BEGIN

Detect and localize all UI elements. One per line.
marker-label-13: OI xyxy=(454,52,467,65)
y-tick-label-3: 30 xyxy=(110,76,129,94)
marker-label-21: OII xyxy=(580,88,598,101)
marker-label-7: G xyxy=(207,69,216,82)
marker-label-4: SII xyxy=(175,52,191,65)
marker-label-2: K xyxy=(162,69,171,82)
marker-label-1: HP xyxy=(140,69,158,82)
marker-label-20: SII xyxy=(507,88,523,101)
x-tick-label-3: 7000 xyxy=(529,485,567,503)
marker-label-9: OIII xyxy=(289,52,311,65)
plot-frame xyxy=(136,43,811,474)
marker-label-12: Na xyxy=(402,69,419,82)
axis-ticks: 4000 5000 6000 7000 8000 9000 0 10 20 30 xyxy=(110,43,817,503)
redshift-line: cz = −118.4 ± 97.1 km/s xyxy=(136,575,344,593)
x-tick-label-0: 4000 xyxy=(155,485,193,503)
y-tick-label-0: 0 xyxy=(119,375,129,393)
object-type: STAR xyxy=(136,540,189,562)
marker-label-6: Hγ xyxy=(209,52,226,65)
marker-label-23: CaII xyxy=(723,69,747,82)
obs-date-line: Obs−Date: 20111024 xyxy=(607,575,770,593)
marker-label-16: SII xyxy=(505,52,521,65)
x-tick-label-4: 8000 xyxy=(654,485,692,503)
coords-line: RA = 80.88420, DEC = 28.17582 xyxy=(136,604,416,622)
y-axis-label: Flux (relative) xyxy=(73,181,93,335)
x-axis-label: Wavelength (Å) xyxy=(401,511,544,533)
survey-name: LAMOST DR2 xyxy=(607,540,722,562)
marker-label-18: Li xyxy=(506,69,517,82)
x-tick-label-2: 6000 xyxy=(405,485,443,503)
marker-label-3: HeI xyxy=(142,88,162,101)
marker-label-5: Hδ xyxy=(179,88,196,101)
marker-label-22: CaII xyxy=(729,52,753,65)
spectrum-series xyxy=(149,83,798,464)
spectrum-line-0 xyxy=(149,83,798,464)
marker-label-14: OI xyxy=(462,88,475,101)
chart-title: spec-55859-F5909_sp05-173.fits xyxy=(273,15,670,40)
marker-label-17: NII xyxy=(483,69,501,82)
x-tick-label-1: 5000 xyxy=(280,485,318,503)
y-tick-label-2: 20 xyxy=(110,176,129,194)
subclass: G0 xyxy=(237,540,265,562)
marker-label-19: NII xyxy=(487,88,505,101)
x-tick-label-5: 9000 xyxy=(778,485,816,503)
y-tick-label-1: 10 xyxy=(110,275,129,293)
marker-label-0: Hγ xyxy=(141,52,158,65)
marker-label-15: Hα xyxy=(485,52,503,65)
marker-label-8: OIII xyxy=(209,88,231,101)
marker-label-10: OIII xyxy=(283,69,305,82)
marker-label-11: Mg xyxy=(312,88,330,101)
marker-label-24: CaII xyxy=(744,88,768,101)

END

▶ [What needs to be done]:
Copy the listing above without changes, from its first line through the line containing "marker-label-4: SII xyxy=(175,52,191,65)", both included.

▶ [Solution for this task]:
Detect and localize all UI elements. One per line.
marker-label-13: OI xyxy=(454,52,467,65)
y-tick-label-3: 30 xyxy=(110,76,129,94)
marker-label-21: OII xyxy=(580,88,598,101)
marker-label-7: G xyxy=(207,69,216,82)
marker-label-4: SII xyxy=(175,52,191,65)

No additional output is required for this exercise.